— begin Provided data —
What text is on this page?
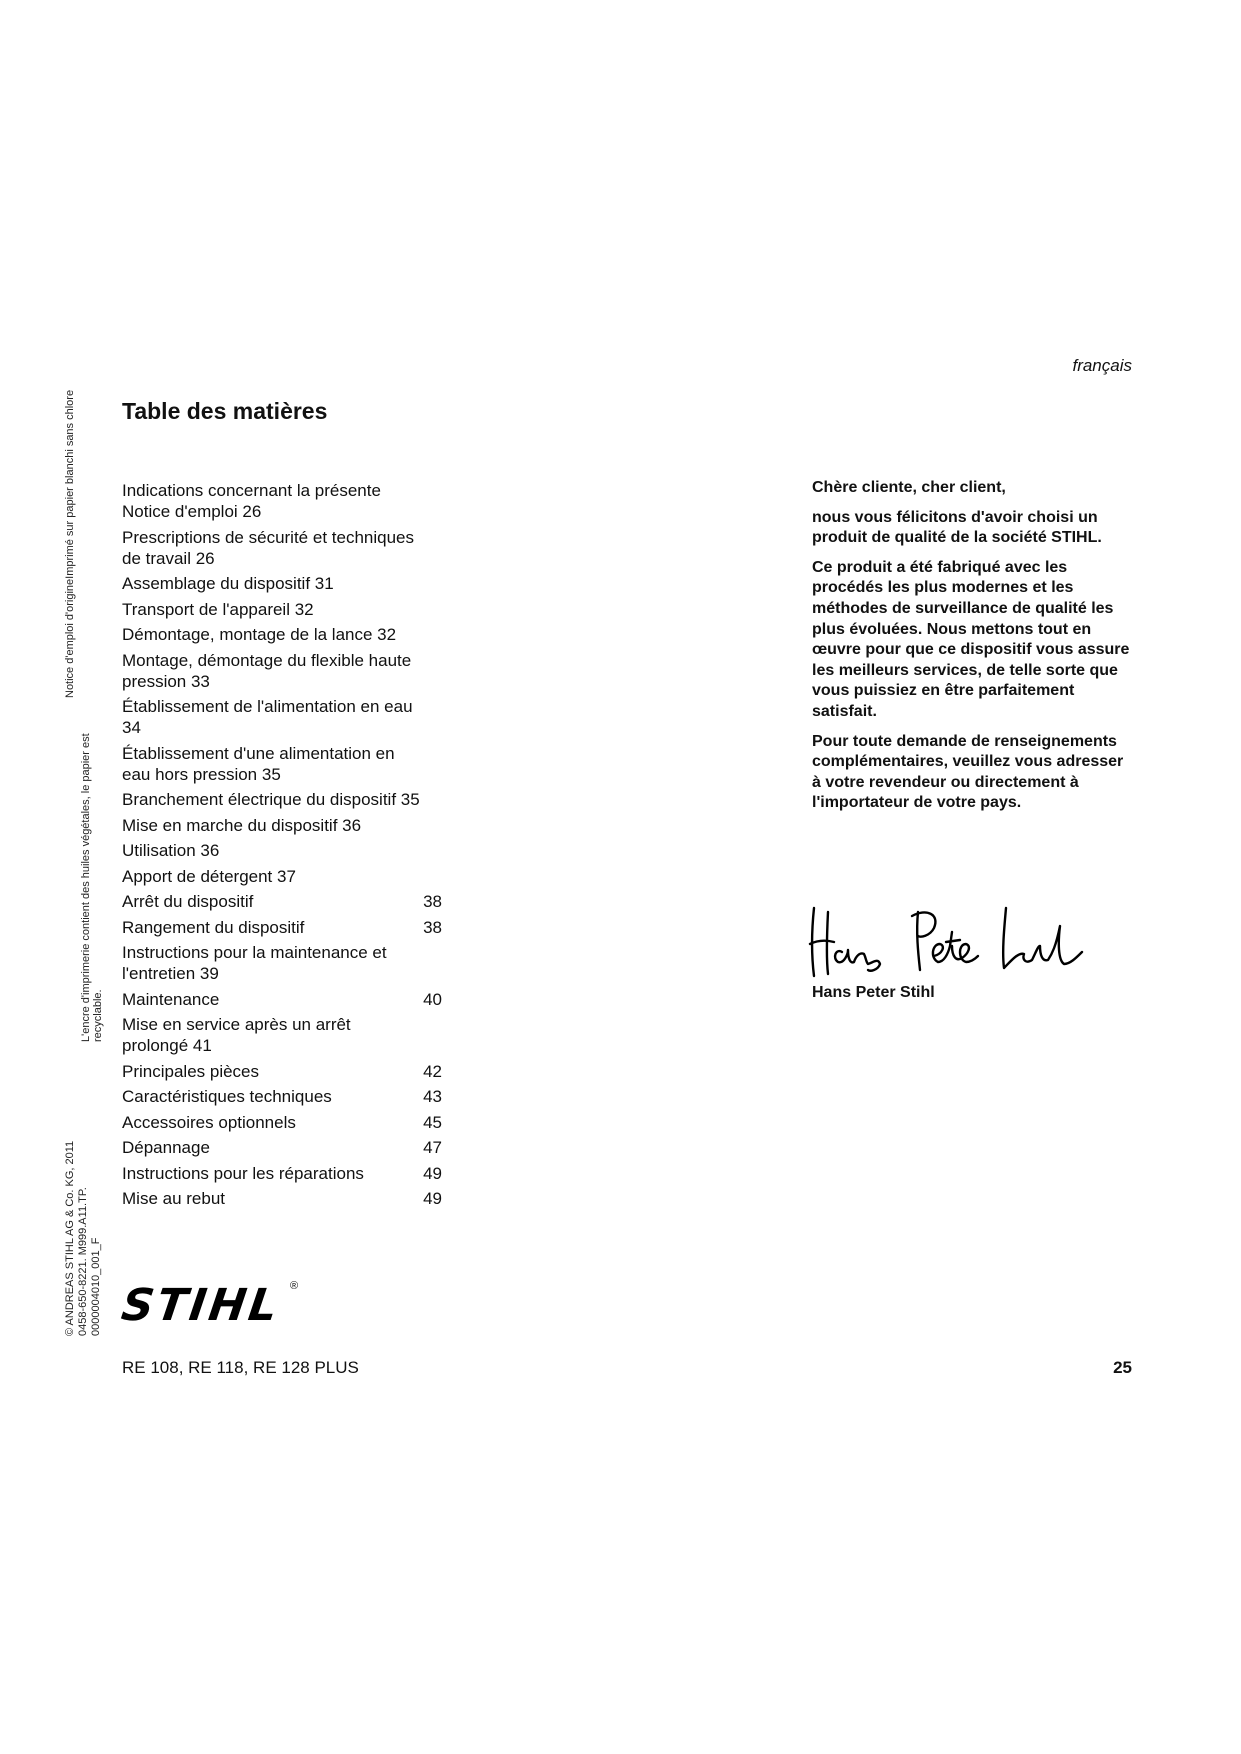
français
Table des matières
Indications concernant la présente Notice d'emploi 26
Prescriptions de sécurité et techniques de travail 26
Assemblage du dispositif 31
Transport de l'appareil 32
Démontage, montage de la lance 32
Montage, démontage du flexible haute pression 33
Établissement de l'alimentation en eau 34
Établissement d'une alimentation en eau hors pression 35
Branchement électrique du dispositif 35
Mise en marche du dispositif 36
Utilisation 36
Apport de détergent 37
Arrêt du dispositif	38
Rangement du dispositif	38
Instructions pour la maintenance et l'entretien 39
Maintenance	40
Mise en service après un arrêt prolongé 41
Principales pièces	42
Caractéristiques techniques	43
Accessoires optionnels	45
Dépannage	47
Instructions pour les réparations	49
Mise au rebut	49

Chère cliente, cher client,

nous vous félicitons d'avoir choisi un produit de qualité de la société STIHL.

Ce produit a été fabriqué avec les procédés les plus modernes et les méthodes de surveillance de qualité les plus évoluées. Nous mettons tout en œuvre pour que ce dispositif vous assure les meilleurs services, de telle sorte que vous puissiez en être parfaitement satisfait.

Pour toute demande de renseignements complémentaires, veuillez vous adresser à votre revendeur ou directement à l'importateur de votre pays.

Hans Peter Stihl
Notice d'emploi d'origineImprimé sur papier blanchi sans chlore
L'encre d'imprimerie contient des huiles végétales, le papier est recyclable.
© ANDREAS STIHL AG & Co. KG, 2011 0458-650-8221. M999.A11.TP. 0000004010_001_F STIHL ®
RE 108, RE 118, RE 128 PLUS	25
— end Provided data —
Written problem ▸
Copy each line of the data above that holds "papier".

Complete output ▸
Notice d'emploi d'origineImprimé sur papier blanchi sans chlore
L'encre d'imprimerie contient des huiles végétales, le papier est recyclable.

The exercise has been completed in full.